** BEGIN **
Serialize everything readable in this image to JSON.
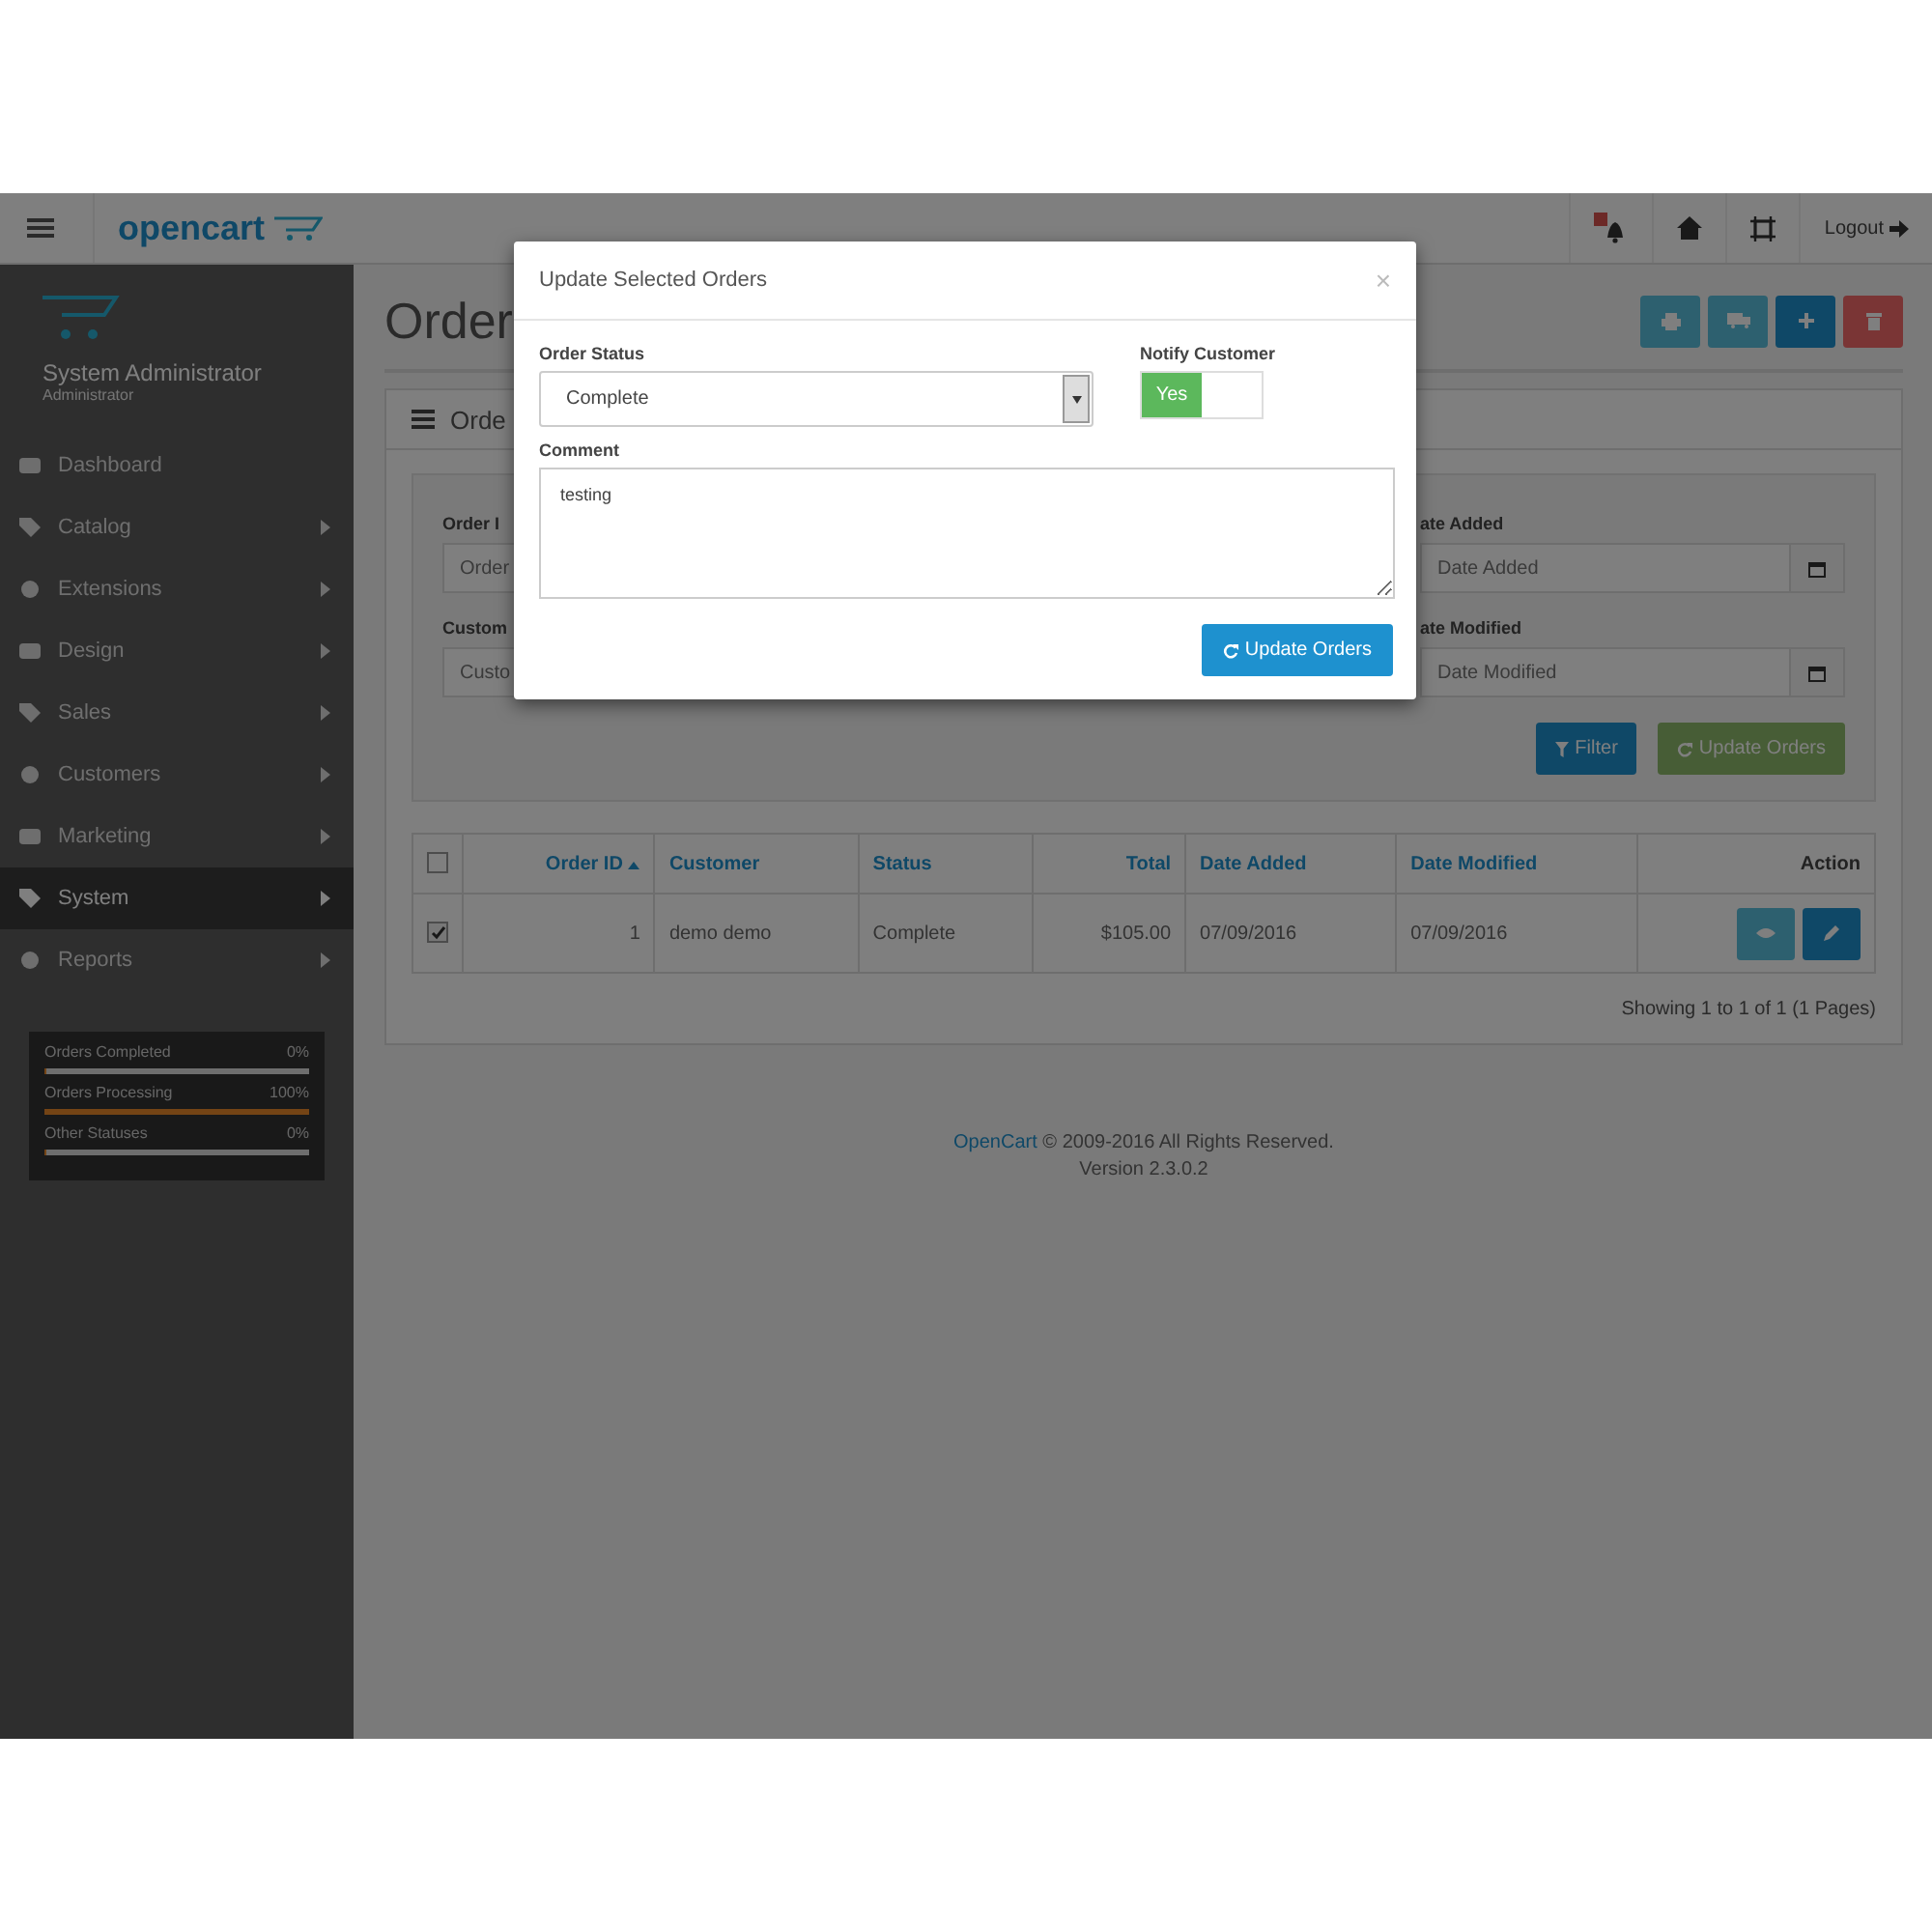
{
  "header": {
    "logo": "opencart",
    "logout": "Logout"
  },
  "sidebar": {
    "user_name": "System Administrator",
    "user_role": "Administrator",
    "items": [
      {
        "label": "Dashboard",
        "selected": false,
        "has_children": false
      },
      {
        "label": "Catalog",
        "selected": false,
        "has_children": true
      },
      {
        "label": "Extensions",
        "selected": false,
        "has_children": true
      },
      {
        "label": "Design",
        "selected": false,
        "has_children": true
      },
      {
        "label": "Sales",
        "selected": false,
        "has_children": true
      },
      {
        "label": "Customers",
        "selected": false,
        "has_children": true
      },
      {
        "label": "Marketing",
        "selected": false,
        "has_children": true
      },
      {
        "label": "System",
        "selected": true,
        "has_children": true
      },
      {
        "label": "Reports",
        "selected": false,
        "has_children": true
      }
    ],
    "stats": [
      {
        "label": "Orders Completed",
        "reading": "0%",
        "level": 0
      },
      {
        "label": "Orders Processing",
        "reading": "100%",
        "level": 1
      },
      {
        "label": "Other Statuses",
        "reading": "0%",
        "level": 0
      }
    ]
  },
  "page": {
    "title": "Order",
    "panel_heading": "Orde",
    "filters_left": [
      {
        "label": "Order I",
        "placeholder": "Order"
      },
      {
        "label": "Custom",
        "placeholder": "Custo"
      }
    ],
    "filters_right": [
      {
        "label": "ate Added",
        "placeholder": "Date Added"
      },
      {
        "label": "ate Modified",
        "placeholder": "Date Modified"
      }
    ],
    "filter_button": "Filter",
    "update_button": "Update Orders",
    "table": {
      "header_checked": false,
      "columns": [
        {
          "label": "Order ID"
        },
        {
          "label": "Customer"
        },
        {
          "label": "Status"
        },
        {
          "label": "Total"
        },
        {
          "label": "Date Added"
        },
        {
          "label": "Date Modified"
        },
        {
          "label": "Action"
        }
      ],
      "rows": [
        {
          "checked": true,
          "cells": [
            "1",
            "demo demo",
            "Complete",
            "$105.00",
            "07/09/2016",
            "07/09/2016"
          ]
        }
      ]
    },
    "pagination": "Showing 1 to 1 of 1 (1 Pages)"
  },
  "footer": {
    "link": "OpenCart",
    "copyright": "© 2009-2016 All Rights Reserved.",
    "version": "Version 2.3.0.2"
  },
  "modal": {
    "title": "Update Selected Orders",
    "close": "×",
    "status_label": "Order Status",
    "status_value": "Complete",
    "notify_label": "Notify Customer",
    "notify_on": true,
    "notify_text": "Yes",
    "comment_label": "Comment",
    "comment_value": "testing",
    "button": "Update Orders"
  }
}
** END **
> Short problem
Give only the number of lines in the material above that hold the word "System".

> Finished exercise
2